§ **EXERCISE GOAL**
Single out the lines that include the word "type". Copy them.

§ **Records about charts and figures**

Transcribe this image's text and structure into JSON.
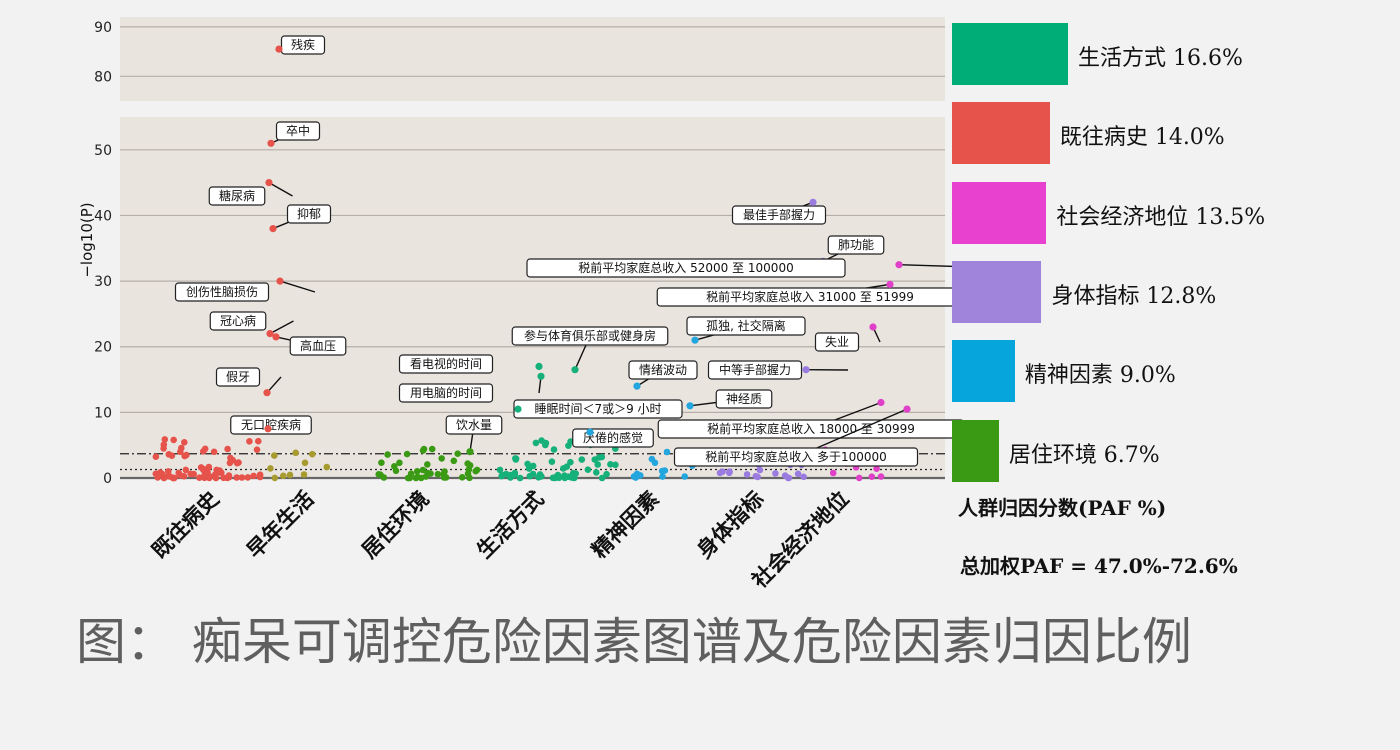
{
  "caption": "图： 痴呆可调控危险因素图谱及危险因素归因比例",
  "chart_data": [
    {
      "type": "scatter",
      "title": "",
      "xlabel": "",
      "ylabel": "−log10(P)",
      "ylim_lower": [
        0,
        55
      ],
      "ylim_upper": [
        75,
        92
      ],
      "yticks": [
        0,
        10,
        20,
        30,
        40,
        50,
        80,
        90
      ],
      "grid": true,
      "thresholds": [
        3.7,
        1.3
      ],
      "categories": [
        "既往病史",
        "早年生活",
        "居住环境",
        "生活方式",
        "精神因素",
        "身体指标",
        "社会经济地位"
      ],
      "colors": {
        "既往病史": "#e5534b",
        "早年生活": "#a79a2e",
        "居住环境": "#3a9a14",
        "生活方式": "#16b07a",
        "精神因素": "#22a6dd",
        "身体指标": "#9a7be0",
        "社会经济地位": "#e040c8"
      },
      "labeled_points": [
        {
          "label": "残疾",
          "category": "既往病史",
          "y": 85.5
        },
        {
          "label": "卒中",
          "category": "既往病史",
          "y": 51
        },
        {
          "label": "糖尿病",
          "category": "既往病史",
          "y": 45
        },
        {
          "label": "抑郁",
          "category": "既往病史",
          "y": 38
        },
        {
          "label": "创伤性脑损伤",
          "category": "既往病史",
          "y": 30
        },
        {
          "label": "冠心病",
          "category": "既往病史",
          "y": 22
        },
        {
          "label": "高血压",
          "category": "既往病史",
          "y": 21.5
        },
        {
          "label": "假牙",
          "category": "既往病史",
          "y": 13
        },
        {
          "label": "无口腔疾病",
          "category": "既往病史",
          "y": 7.5
        },
        {
          "label": "看电视的时间",
          "category": "生活方式",
          "y": 17
        },
        {
          "label": "用电脑的时间",
          "category": "生活方式",
          "y": 15.5
        },
        {
          "label": "饮水量",
          "category": "居住环境",
          "y": 4
        },
        {
          "label": "参与体育俱乐部或健身房",
          "category": "生活方式",
          "y": 16.5
        },
        {
          "label": "睡眠时间＜7或＞9 小时",
          "category": "生活方式",
          "y": 10.5
        },
        {
          "label": "孤独, 社交隔离",
          "category": "精神因素",
          "y": 21
        },
        {
          "label": "情绪波动",
          "category": "精神因素",
          "y": 14
        },
        {
          "label": "厌倦的感觉",
          "category": "精神因素",
          "y": 7
        },
        {
          "label": "神经质",
          "category": "精神因素",
          "y": 11
        },
        {
          "label": "最佳手部握力",
          "category": "身体指标",
          "y": 42
        },
        {
          "label": "肺功能",
          "category": "身体指标",
          "y": 33
        },
        {
          "label": "中等手部握力",
          "category": "身体指标",
          "y": 16.5
        },
        {
          "label": "失业",
          "category": "社会经济地位",
          "y": 23
        },
        {
          "label": "税前平均家庭总收入 52000 至 100000",
          "category": "社会经济地位",
          "y": 32.5
        },
        {
          "label": "税前平均家庭总收入 31000 至 51999",
          "category": "社会经济地位",
          "y": 29.5
        },
        {
          "label": "税前平均家庭总收入 18000 至 30999",
          "category": "社会经济地位",
          "y": 11.5
        },
        {
          "label": "税前平均家庭总收入 多于100000",
          "category": "社会经济地位",
          "y": 10.5
        }
      ]
    },
    {
      "type": "bar",
      "title": "人群归因分数(PAF %)",
      "note": "总加权PAF = 47.0%-72.6%",
      "categories": [
        "生活方式",
        "既往病史",
        "社会经济地位",
        "身体指标",
        "精神因素",
        "居住环境"
      ],
      "values": [
        16.6,
        14.0,
        13.5,
        12.8,
        9.0,
        6.7
      ],
      "labels": [
        "生活方式 16.6%",
        "既往病史 14.0%",
        "社会经济地位 13.5%",
        "身体指标 12.8%",
        "精神因素 9.0%",
        "居住环境 6.7%"
      ],
      "colors": [
        "#00ad76",
        "#e5534b",
        "#e840cf",
        "#a084dc",
        "#06a6dc",
        "#3a9a14"
      ]
    }
  ]
}
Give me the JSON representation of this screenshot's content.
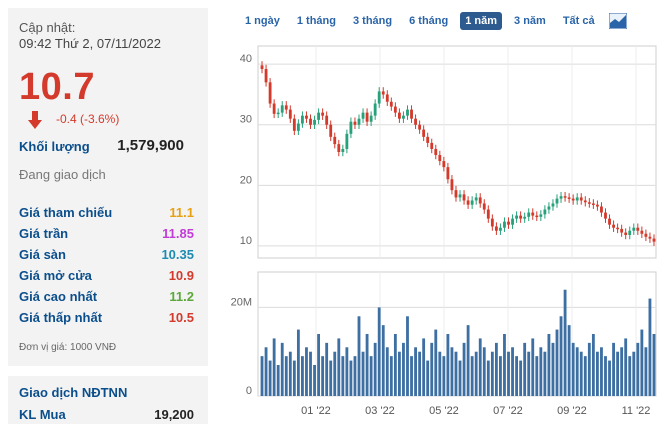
{
  "quote": {
    "update_label": "Cập nhật:",
    "update_time": "09:42 Thứ 2, 07/11/2022",
    "price": "10.7",
    "change": "-0.4 (-3.6%)",
    "volume_label": "Khối lượng",
    "volume_value": "1,579,900",
    "status": "Đang giao dịch"
  },
  "prices": [
    {
      "label": "Giá tham chiếu",
      "value": "11.1",
      "color": "#e8a013"
    },
    {
      "label": "Giá trần",
      "value": "11.85",
      "color": "#c23cd8"
    },
    {
      "label": "Giá sàn",
      "value": "10.35",
      "color": "#1d8bb0"
    },
    {
      "label": "Giá mở cửa",
      "value": "10.9",
      "color": "#d33a2c"
    },
    {
      "label": "Giá cao nhất",
      "value": "11.2",
      "color": "#5aa83a"
    },
    {
      "label": "Giá thấp nhất",
      "value": "10.5",
      "color": "#d33a2c"
    }
  ],
  "price_unit_note": "Đơn vị giá: 1000 VNĐ",
  "foreign": {
    "title": "Giao dịch NĐTNN",
    "buy_label": "KL Mua",
    "buy_value": "19,200"
  },
  "tabs": [
    "1 ngày",
    "1 tháng",
    "3 tháng",
    "6 tháng",
    "1 năm",
    "3 năm",
    "Tất cả"
  ],
  "active_tab": "1 năm",
  "colors": {
    "up": "#27a17a",
    "down": "#d33a2c",
    "volume": "#3d6fa3",
    "accent": "#2e5b8f"
  },
  "chart_data": {
    "type": "candlestick",
    "price_axis_ticks": [
      "40",
      "30",
      "20",
      "10"
    ],
    "price_ylim": [
      8,
      43
    ],
    "volume_axis_ticks": [
      "20M",
      "0"
    ],
    "volume_ylim": [
      0,
      28
    ],
    "x_tick_labels": [
      "01 '22",
      "03 '22",
      "05 '22",
      "07 '22",
      "09 '22",
      "11 '22"
    ],
    "close_series": [
      39.2,
      37,
      33.5,
      31.8,
      32,
      33.2,
      32.5,
      31,
      29,
      30.2,
      31.5,
      31,
      30,
      30.8,
      32,
      31.5,
      30,
      28,
      26.8,
      25.5,
      26,
      28.5,
      30.5,
      30,
      31,
      32,
      30.5,
      31.5,
      33.5,
      35.5,
      35,
      33.8,
      33,
      32,
      31,
      31.5,
      32.5,
      31,
      30,
      29.2,
      28,
      27,
      26,
      25,
      24,
      23,
      21,
      19.2,
      18,
      18.5,
      17.5,
      16.8,
      17.5,
      18,
      17,
      16,
      14.5,
      13.2,
      12.5,
      13,
      14,
      13.5,
      14.5,
      15,
      14.5,
      14.8,
      15.5,
      15,
      14.8,
      15.2,
      16,
      16.5,
      17,
      17.8,
      18.2,
      18,
      17.8,
      17.5,
      18,
      17.5,
      17.2,
      17,
      16.8,
      16.5,
      15.5,
      14.5,
      13.5,
      13,
      12.8,
      12.2,
      11.8,
      12.5,
      13,
      12.5,
      12,
      11.5,
      11.2,
      10.7
    ],
    "volume_series": [
      9,
      11,
      8,
      13,
      7,
      12,
      9,
      10,
      8,
      15,
      9,
      11,
      10,
      7,
      14,
      9,
      12,
      8,
      10,
      13,
      9,
      11,
      8,
      9,
      18,
      10,
      14,
      9,
      12,
      20,
      16,
      11,
      9,
      14,
      10,
      12,
      18,
      9,
      11,
      10,
      13,
      8,
      12,
      15,
      10,
      9,
      14,
      11,
      10,
      8,
      12,
      16,
      9,
      10,
      13,
      11,
      8,
      10,
      12,
      9,
      14,
      10,
      11,
      9,
      8,
      12,
      10,
      13,
      9,
      11,
      10,
      14,
      12,
      15,
      18,
      24,
      16,
      12,
      11,
      10,
      9,
      12,
      14,
      10,
      11,
      9,
      8,
      12,
      10,
      11,
      13,
      9,
      10,
      12,
      15,
      11,
      22,
      14
    ]
  }
}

§ **SOLUTION**
      "type": "scatter",
      "type": "bar",
    "type": "candlestick",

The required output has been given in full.